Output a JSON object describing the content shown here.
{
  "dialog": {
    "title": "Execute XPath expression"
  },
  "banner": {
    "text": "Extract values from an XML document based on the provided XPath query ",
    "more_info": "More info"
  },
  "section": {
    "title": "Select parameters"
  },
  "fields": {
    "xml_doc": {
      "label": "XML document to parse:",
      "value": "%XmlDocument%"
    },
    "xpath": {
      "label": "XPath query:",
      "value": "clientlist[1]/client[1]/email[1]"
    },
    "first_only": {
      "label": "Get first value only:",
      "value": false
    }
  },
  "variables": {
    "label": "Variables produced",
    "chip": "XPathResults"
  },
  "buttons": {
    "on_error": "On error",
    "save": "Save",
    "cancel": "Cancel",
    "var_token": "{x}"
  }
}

☆ ☆ ☆ ☆

- [WHAT IS BEING ASKED]
The records above need to be transcribed in full. Keep every character unchanged.

- [RESULT BELOW]
Output a JSON object describing the content shown here.
{
  "dialog": {
    "title": "Execute XPath expression"
  },
  "banner": {
    "text": "Extract values from an XML document based on the provided XPath query ",
    "more_info": "More info"
  },
  "section": {
    "title": "Select parameters"
  },
  "fields": {
    "xml_doc": {
      "label": "XML document to parse:",
      "value": "%XmlDocument%"
    },
    "xpath": {
      "label": "XPath query:",
      "value": "clientlist[1]/client[1]/email[1]"
    },
    "first_only": {
      "label": "Get first value only:",
      "value": false
    }
  },
  "variables": {
    "label": "Variables produced",
    "chip": "XPathResults"
  },
  "buttons": {
    "on_error": "On error",
    "save": "Save",
    "cancel": "Cancel",
    "var_token": "{x}"
  }
}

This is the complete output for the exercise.